=== RECORDS TO USE ===

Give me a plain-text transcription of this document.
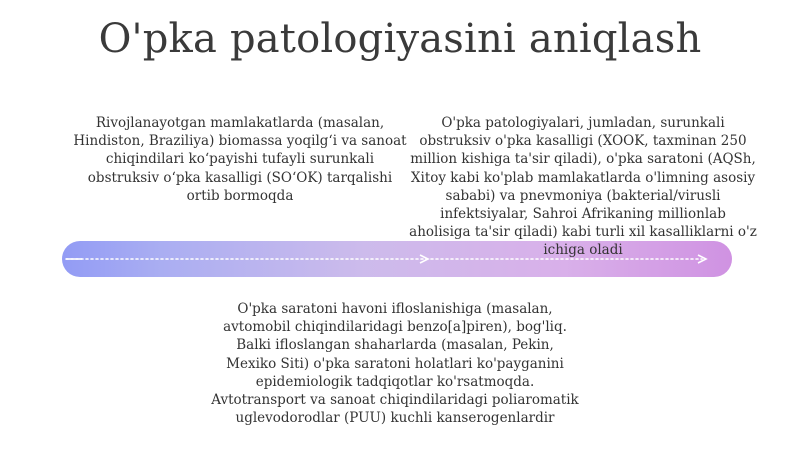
O'pka patologiyasini aniqlash
Rivojlanayotgan mamlakatlarda (masalan, Hindiston, Braziliya) biomassa yoqilg‘i va sanoat chiqindilari ko‘payishi tufayli surunkali obstruksiv o‘pka kasalligi (SO‘OK) tarqalishi ortib bormoqda
O'pka patologiyalari, jumladan, surunkali obstruksiv o'pka kasalligi (XOOK, taxminan 250 million kishiga ta'sir qiladi), o'pka saratoni (AQSh, Xitoy kabi ko'plab mamlakatlarda o'limning asosiy sababi) va pnevmoniya (bakterial/virusli infektsiyalar, Sahroi Afrikaning millionlab aholisiga ta'sir qiladi) kabi turli xil kasalliklarni o'z ichiga oladi
O'pka saratoni havoni ifloslanishiga (masalan, avtomobil chiqindilaridagi benzo[a]piren), bog'liq. Balki ifloslangan shaharlarda (masalan, Pekin, Mexiko Siti) o'pka saratoni holatlari ko'payganini epidemiologik tadqiqotlar ko'rsatmoqda. Avtotransport va sanoat chiqindilaridagi poliaromatik uglevodorodlar (PUU) kuchli kanserogenlardir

===

_EXERCISE DESCRIPTION_
How many lines in the entries above hold the string "masalan"? Answer with the number and nothing more.

_PROBLEM SOLUTION_
2